Report only how many lines of the entries below contain the string "профессор".

[Saved entries]
════════════════

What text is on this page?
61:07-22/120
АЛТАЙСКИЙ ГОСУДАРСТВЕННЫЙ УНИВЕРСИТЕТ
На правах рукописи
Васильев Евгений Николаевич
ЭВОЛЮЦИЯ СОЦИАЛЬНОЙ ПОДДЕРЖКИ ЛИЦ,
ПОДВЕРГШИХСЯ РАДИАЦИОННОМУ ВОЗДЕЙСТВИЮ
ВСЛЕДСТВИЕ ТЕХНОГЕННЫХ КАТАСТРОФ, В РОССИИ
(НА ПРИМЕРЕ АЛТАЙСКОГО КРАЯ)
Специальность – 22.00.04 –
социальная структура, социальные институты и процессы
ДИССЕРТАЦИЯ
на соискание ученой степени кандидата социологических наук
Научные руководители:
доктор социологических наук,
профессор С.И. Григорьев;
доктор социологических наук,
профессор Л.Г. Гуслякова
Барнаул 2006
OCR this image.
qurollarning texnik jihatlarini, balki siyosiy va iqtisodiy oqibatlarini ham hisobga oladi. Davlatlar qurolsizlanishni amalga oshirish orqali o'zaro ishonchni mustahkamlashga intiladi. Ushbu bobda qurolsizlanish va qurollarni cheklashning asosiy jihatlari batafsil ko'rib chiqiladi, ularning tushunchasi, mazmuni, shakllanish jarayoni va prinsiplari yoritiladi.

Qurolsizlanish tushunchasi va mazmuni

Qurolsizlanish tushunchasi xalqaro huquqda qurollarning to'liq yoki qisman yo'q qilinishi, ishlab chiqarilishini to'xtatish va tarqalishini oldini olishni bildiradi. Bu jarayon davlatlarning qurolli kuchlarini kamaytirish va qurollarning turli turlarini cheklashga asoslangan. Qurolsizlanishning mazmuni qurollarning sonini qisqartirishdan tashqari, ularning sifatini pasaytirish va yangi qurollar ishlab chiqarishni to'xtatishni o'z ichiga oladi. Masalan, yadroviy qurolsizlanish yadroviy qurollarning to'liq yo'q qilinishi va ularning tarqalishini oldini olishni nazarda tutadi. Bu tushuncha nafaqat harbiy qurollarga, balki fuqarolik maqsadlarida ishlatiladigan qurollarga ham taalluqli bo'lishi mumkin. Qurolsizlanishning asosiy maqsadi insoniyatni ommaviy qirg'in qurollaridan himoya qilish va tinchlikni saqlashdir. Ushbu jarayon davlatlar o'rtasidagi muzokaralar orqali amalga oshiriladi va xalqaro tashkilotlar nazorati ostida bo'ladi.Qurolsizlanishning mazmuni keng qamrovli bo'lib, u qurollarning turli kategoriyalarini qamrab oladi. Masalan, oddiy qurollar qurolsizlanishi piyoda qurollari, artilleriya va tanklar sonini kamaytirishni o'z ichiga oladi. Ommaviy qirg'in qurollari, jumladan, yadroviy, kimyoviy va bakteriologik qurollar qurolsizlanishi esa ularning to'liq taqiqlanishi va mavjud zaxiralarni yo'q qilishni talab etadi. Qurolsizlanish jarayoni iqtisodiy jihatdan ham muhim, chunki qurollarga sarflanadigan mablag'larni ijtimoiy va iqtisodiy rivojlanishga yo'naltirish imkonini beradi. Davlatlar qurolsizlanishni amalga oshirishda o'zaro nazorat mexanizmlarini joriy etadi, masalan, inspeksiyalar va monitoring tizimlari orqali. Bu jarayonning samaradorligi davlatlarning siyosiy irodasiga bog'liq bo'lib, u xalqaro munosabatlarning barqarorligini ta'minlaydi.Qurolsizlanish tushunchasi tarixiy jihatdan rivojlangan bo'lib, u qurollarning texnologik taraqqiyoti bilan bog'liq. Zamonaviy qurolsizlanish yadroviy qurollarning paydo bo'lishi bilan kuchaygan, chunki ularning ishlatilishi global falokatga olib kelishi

════════════════

- Result:
2